## Begin Input rows
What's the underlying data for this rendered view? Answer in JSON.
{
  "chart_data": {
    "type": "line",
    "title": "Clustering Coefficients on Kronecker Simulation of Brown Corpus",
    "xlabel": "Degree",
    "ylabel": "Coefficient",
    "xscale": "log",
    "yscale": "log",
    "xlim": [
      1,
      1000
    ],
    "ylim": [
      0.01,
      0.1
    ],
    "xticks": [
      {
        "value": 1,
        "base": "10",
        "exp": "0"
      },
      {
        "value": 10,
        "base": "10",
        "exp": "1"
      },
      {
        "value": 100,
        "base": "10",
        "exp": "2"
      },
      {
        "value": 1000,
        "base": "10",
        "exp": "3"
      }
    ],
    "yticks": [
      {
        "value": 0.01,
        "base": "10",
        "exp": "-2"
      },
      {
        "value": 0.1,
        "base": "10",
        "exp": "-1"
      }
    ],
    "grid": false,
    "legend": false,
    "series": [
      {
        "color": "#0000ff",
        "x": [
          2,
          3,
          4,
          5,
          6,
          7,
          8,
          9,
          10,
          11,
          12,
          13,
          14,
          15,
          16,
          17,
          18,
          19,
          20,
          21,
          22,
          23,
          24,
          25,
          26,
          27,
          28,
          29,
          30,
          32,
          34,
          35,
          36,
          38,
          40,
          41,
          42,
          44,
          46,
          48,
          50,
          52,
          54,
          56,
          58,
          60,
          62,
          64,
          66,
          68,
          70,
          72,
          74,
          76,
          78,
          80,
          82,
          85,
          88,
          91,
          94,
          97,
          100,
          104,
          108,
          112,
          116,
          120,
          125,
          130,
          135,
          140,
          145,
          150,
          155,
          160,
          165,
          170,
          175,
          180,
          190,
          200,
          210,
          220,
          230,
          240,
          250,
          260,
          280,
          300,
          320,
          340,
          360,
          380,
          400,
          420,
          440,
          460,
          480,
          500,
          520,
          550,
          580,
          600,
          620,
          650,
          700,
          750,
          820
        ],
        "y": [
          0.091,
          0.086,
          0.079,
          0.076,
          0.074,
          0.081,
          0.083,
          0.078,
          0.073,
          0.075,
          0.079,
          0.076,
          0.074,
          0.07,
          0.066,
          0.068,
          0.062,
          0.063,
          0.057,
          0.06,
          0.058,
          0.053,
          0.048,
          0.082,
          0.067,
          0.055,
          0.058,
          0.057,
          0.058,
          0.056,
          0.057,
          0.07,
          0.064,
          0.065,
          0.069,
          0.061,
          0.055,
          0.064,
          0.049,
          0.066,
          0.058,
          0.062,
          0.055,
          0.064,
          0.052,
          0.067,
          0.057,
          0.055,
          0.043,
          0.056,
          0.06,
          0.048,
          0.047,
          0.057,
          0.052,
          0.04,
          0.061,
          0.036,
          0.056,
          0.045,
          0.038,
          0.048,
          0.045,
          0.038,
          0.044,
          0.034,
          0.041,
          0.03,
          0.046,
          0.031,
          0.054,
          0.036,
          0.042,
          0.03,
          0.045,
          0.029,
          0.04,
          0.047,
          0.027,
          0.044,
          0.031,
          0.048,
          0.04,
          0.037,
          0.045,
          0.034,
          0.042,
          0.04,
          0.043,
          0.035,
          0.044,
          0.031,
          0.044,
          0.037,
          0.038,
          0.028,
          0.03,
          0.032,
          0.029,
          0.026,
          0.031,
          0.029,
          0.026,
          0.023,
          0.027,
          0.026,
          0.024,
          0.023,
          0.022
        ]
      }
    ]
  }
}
## End Input rows
## Begin Input rows
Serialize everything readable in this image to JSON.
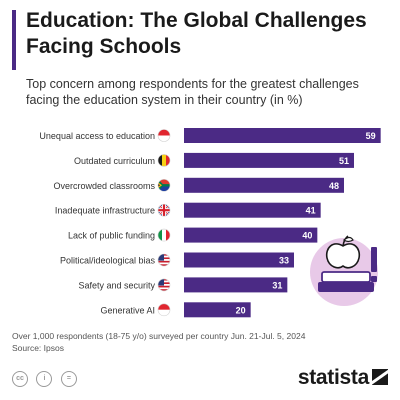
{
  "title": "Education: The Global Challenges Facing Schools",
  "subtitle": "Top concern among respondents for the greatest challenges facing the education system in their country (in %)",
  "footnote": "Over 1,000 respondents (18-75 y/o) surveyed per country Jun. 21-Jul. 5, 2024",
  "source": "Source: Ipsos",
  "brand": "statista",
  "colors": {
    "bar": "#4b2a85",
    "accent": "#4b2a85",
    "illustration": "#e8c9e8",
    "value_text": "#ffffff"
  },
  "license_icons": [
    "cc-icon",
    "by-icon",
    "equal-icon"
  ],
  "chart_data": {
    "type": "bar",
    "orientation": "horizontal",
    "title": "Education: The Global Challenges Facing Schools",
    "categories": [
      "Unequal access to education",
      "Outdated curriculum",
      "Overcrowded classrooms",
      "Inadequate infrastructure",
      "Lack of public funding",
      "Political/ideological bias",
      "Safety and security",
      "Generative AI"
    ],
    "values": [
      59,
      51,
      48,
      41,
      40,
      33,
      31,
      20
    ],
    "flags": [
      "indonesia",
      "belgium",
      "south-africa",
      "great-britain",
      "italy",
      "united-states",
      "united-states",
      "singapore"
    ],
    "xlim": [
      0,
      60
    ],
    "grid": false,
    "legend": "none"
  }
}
## End Input rows
→ Exercise description: Look through the lines above and collect those with the word "Global".

→ Response to this task:
  "title": "Education: The Global Challenges Facing Schools",
    "title": "Education: The Global Challenges Facing Schools",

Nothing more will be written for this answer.